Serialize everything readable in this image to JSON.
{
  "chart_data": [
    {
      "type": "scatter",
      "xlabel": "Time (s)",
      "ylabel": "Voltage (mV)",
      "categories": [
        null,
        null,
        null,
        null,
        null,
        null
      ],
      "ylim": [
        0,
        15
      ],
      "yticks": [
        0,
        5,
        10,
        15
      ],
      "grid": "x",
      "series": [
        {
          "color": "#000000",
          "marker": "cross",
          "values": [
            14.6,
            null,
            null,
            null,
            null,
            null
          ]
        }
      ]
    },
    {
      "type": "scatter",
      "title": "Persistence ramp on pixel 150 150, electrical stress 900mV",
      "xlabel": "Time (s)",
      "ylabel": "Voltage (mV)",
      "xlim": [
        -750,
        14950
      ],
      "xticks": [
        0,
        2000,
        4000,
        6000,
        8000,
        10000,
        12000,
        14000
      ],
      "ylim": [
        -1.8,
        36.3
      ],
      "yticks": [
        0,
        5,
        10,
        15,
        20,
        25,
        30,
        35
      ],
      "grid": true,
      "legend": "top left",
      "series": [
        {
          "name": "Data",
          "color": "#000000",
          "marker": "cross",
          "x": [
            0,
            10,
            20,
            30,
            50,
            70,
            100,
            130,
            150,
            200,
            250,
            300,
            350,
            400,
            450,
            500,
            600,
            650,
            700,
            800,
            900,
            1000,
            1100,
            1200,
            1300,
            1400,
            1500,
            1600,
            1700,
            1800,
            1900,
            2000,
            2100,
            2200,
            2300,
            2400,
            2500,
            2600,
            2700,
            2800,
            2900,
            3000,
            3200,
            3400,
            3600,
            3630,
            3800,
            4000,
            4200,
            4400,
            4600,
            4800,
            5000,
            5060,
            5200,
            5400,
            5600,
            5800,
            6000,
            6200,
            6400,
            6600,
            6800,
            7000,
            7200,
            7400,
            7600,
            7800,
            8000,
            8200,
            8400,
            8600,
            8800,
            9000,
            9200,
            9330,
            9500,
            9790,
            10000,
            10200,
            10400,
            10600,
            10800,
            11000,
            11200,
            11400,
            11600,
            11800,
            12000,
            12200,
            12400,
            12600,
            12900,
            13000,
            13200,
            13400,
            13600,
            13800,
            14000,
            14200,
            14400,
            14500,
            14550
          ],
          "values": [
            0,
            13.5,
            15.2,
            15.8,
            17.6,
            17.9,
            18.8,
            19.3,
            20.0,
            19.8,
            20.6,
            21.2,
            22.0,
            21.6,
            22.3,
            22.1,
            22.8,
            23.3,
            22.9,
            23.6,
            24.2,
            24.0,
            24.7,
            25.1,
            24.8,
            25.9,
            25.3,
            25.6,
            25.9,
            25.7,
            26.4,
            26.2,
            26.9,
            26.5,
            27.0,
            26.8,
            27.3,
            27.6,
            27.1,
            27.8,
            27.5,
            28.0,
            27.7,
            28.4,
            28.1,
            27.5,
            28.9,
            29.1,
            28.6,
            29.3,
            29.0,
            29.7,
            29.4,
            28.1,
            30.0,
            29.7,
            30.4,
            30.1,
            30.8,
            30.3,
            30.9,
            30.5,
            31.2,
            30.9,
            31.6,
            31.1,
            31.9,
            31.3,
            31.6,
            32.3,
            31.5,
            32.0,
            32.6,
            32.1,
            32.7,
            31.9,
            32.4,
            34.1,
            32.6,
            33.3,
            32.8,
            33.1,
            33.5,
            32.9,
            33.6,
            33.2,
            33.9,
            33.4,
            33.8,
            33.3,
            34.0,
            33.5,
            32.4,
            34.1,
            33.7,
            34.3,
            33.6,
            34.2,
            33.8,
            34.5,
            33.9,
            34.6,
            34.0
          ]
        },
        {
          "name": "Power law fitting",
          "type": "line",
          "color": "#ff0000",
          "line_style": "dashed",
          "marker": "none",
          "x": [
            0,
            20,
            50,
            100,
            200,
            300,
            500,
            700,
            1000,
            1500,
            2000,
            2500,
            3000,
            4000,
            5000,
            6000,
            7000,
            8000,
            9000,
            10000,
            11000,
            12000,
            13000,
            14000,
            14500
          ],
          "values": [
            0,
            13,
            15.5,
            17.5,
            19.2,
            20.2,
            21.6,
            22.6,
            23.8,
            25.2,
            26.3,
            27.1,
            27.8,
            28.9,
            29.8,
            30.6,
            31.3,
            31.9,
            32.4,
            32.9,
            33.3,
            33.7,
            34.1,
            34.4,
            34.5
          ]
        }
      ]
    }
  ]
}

+++++

• **Requirement**
Reproduce the data in full, exactly as presented.

• **Task response**
Serialize everything readable in this image to JSON.
{
  "chart_data": [
    {
      "type": "scatter",
      "xlabel": "Time (s)",
      "ylabel": "Voltage (mV)",
      "categories": [
        null,
        null,
        null,
        null,
        null,
        null
      ],
      "ylim": [
        0,
        15
      ],
      "yticks": [
        0,
        5,
        10,
        15
      ],
      "grid": "x",
      "series": [
        {
          "color": "#000000",
          "marker": "cross",
          "values": [
            14.6,
            null,
            null,
            null,
            null,
            null
          ]
        }
      ]
    },
    {
      "type": "scatter",
      "title": "Persistence ramp on pixel 150 150, electrical stress 900mV",
      "xlabel": "Time (s)",
      "ylabel": "Voltage (mV)",
      "xlim": [
        -750,
        14950
      ],
      "xticks": [
        0,
        2000,
        4000,
        6000,
        8000,
        10000,
        12000,
        14000
      ],
      "ylim": [
        -1.8,
        36.3
      ],
      "yticks": [
        0,
        5,
        10,
        15,
        20,
        25,
        30,
        35
      ],
      "grid": true,
      "legend": "top left",
      "series": [
        {
          "name": "Data",
          "color": "#000000",
          "marker": "cross",
          "x": [
            0,
            10,
            20,
            30,
            50,
            70,
            100,
            130,
            150,
            200,
            250,
            300,
            350,
            400,
            450,
            500,
            600,
            650,
            700,
            800,
            900,
            1000,
            1100,
            1200,
            1300,
            1400,
            1500,
            1600,
            1700,
            1800,
            1900,
            2000,
            2100,
            2200,
            2300,
            2400,
            2500,
            2600,
            2700,
            2800,
            2900,
            3000,
            3200,
            3400,
            3600,
            3630,
            3800,
            4000,
            4200,
            4400,
            4600,
            4800,
            5000,
            5060,
            5200,
            5400,
            5600,
            5800,
            6000,
            6200,
            6400,
            6600,
            6800,
            7000,
            7200,
            7400,
            7600,
            7800,
            8000,
            8200,
            8400,
            8600,
            8800,
            9000,
            9200,
            9330,
            9500,
            9790,
            10000,
            10200,
            10400,
            10600,
            10800,
            11000,
            11200,
            11400,
            11600,
            11800,
            12000,
            12200,
            12400,
            12600,
            12900,
            13000,
            13200,
            13400,
            13600,
            13800,
            14000,
            14200,
            14400,
            14500,
            14550
          ],
          "values": [
            0,
            13.5,
            15.2,
            15.8,
            17.6,
            17.9,
            18.8,
            19.3,
            20.0,
            19.8,
            20.6,
            21.2,
            22.0,
            21.6,
            22.3,
            22.1,
            22.8,
            23.3,
            22.9,
            23.6,
            24.2,
            24.0,
            24.7,
            25.1,
            24.8,
            25.9,
            25.3,
            25.6,
            25.9,
            25.7,
            26.4,
            26.2,
            26.9,
            26.5,
            27.0,
            26.8,
            27.3,
            27.6,
            27.1,
            27.8,
            27.5,
            28.0,
            27.7,
            28.4,
            28.1,
            27.5,
            28.9,
            29.1,
            28.6,
            29.3,
            29.0,
            29.7,
            29.4,
            28.1,
            30.0,
            29.7,
            30.4,
            30.1,
            30.8,
            30.3,
            30.9,
            30.5,
            31.2,
            30.9,
            31.6,
            31.1,
            31.9,
            31.3,
            31.6,
            32.3,
            31.5,
            32.0,
            32.6,
            32.1,
            32.7,
            31.9,
            32.4,
            34.1,
            32.6,
            33.3,
            32.8,
            33.1,
            33.5,
            32.9,
            33.6,
            33.2,
            33.9,
            33.4,
            33.8,
            33.3,
            34.0,
            33.5,
            32.4,
            34.1,
            33.7,
            34.3,
            33.6,
            34.2,
            33.8,
            34.5,
            33.9,
            34.6,
            34.0
          ]
        },
        {
          "name": "Power law fitting",
          "type": "line",
          "color": "#ff0000",
          "line_style": "dashed",
          "marker": "none",
          "x": [
            0,
            20,
            50,
            100,
            200,
            300,
            500,
            700,
            1000,
            1500,
            2000,
            2500,
            3000,
            4000,
            5000,
            6000,
            7000,
            8000,
            9000,
            10000,
            11000,
            12000,
            13000,
            14000,
            14500
          ],
          "values": [
            0,
            13,
            15.5,
            17.5,
            19.2,
            20.2,
            21.6,
            22.6,
            23.8,
            25.2,
            26.3,
            27.1,
            27.8,
            28.9,
            29.8,
            30.6,
            31.3,
            31.9,
            32.4,
            32.9,
            33.3,
            33.7,
            34.1,
            34.4,
            34.5
          ]
        }
      ]
    }
  ]
}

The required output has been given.